Task requirements:
Report every line in the listing that contains the string "Basis".

Record list:
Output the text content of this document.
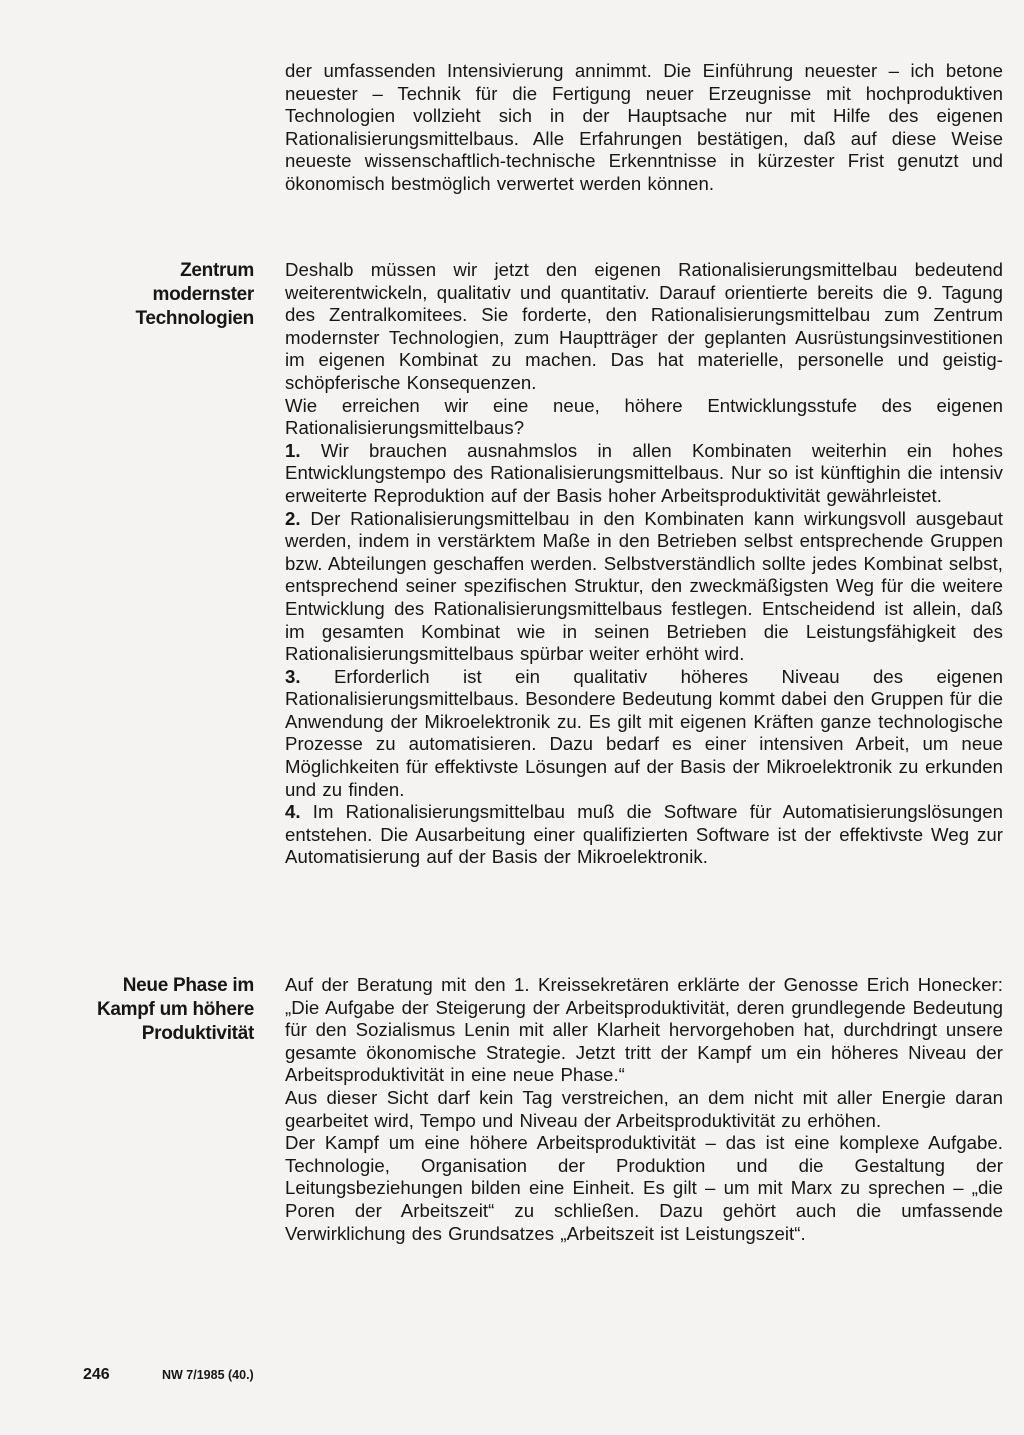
der umfassenden Intensivierung annimmt. Die Einführung neuester – ich betone neuester – Technik für die Fertigung neuer Erzeugnisse mit hochproduktiven Technologien vollzieht sich in der Hauptsache nur mit Hilfe des eigenen Rationalisierungsmittelbaus. Alle Erfahrungen bestätigen, daß auf diese Weise neueste wissenschaftlich-technische Erkenntnisse in kürzester Frist genutzt und ökonomisch bestmöglich verwertet werden können.

Zentrum
modernster
Technologien

Deshalb müssen wir jetzt den eigenen Rationalisierungsmittelbau bedeutend weiterentwickeln, qualitativ und quantitativ. Darauf orientierte bereits die 9. Tagung des Zentralkomitees. Sie forderte, den Rationalisierungsmittelbau zum Zentrum modernster Technologien, zum Hauptträger der geplanten Ausrüstungsinvestitionen im eigenen Kombinat zu machen. Das hat materielle, personelle und geistig-schöpferische Konsequenzen.

Wie erreichen wir eine neue, höhere Entwicklungsstufe des eigenen Rationalisierungsmittelbaus?

1. Wir brauchen ausnahmslos in allen Kombinaten weiterhin ein hohes Entwicklungstempo des Rationalisierungsmittelbaus. Nur so ist künftighin die intensiv erweiterte Reproduktion auf der Basis hoher Arbeitsproduktivität gewährleistet.

2. Der Rationalisierungsmittelbau in den Kombinaten kann wirkungsvoll ausgebaut werden, indem in verstärktem Maße in den Betrieben selbst entsprechende Gruppen bzw. Abteilungen geschaffen werden. Selbstverständlich sollte jedes Kombinat selbst, entsprechend seiner spezifischen Struktur, den zweckmäßigsten Weg für die weitere Entwicklung des Rationalisierungsmittelbaus festlegen. Entscheidend ist allein, daß im gesamten Kombinat wie in seinen Betrieben die Leistungsfähigkeit des Rationalisierungsmittelbaus spürbar weiter erhöht wird.

3. Erforderlich ist ein qualitativ höheres Niveau des eigenen Rationalisierungsmittelbaus. Besondere Bedeutung kommt dabei den Gruppen für die Anwendung der Mikroelektronik zu. Es gilt mit eigenen Kräften ganze technologische Prozesse zu automatisieren. Dazu bedarf es einer intensiven Arbeit, um neue Möglichkeiten für effektivste Lösungen auf der Basis der Mikroelektronik zu erkunden und zu finden.

4. Im Rationalisierungsmittelbau muß die Software für Automatisierungslösungen entstehen. Die Ausarbeitung einer qualifizierten Software ist der effektivste Weg zur Automatisierung auf der Basis der Mikroelektronik.

Neue Phase im
Kampf um höhere
Produktivität

Auf der Beratung mit den 1. Kreissekretären erklärte der Genosse Erich Honecker: „Die Aufgabe der Steigerung der Arbeitsproduktivität, deren grundlegende Bedeutung für den Sozialismus Lenin mit aller Klarheit hervorgehoben hat, durchdringt unsere gesamte ökonomische Strategie. Jetzt tritt der Kampf um ein höheres Niveau der Arbeitsproduktivität in eine neue Phase.“

Aus dieser Sicht darf kein Tag verstreichen, an dem nicht mit aller Energie daran gearbeitet wird, Tempo und Niveau der Arbeitsproduktivität zu erhöhen.

Der Kampf um eine höhere Arbeitsproduktivität – das ist eine komplexe Aufgabe. Technologie, Organisation der Produktion und die Gestaltung der Leitungsbeziehungen bilden eine Einheit. Es gilt – um mit Marx zu sprechen – „die Poren der Arbeitszeit“ zu schließen. Dazu gehört auch die umfassende Verwirklichung des Grundsatzes „Arbeitszeit ist Leistungszeit“.

246	NW 7/1985 (40.)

Result below:
1. Wir brauchen ausnahmslos in allen Kombinaten weiterhin ein hohes Entwicklungstempo des Rationalisierungsmittelbaus. Nur so ist künftighin die intensiv erweiterte Reproduktion auf der Basis hoher Arbeitsproduktivität gewährleistet.
3. Erforderlich ist ein qualitativ höheres Niveau des eigenen Rationalisierungsmittelbaus. Besondere Bedeutung kommt dabei den Gruppen für die Anwendung der Mikroelektronik zu. Es gilt mit eigenen Kräften ganze technologische Prozesse zu automatisieren. Dazu bedarf es einer intensiven Arbeit, um neue Möglichkeiten für effektivste Lösungen auf der Basis der Mikroelektronik zu erkunden und zu finden.
4. Im Rationalisierungsmittelbau muß die Software für Automatisierungslösungen entstehen. Die Ausarbeitung einer qualifizierten Software ist der effektivste Weg zur Automatisierung auf der Basis der Mikroelektronik.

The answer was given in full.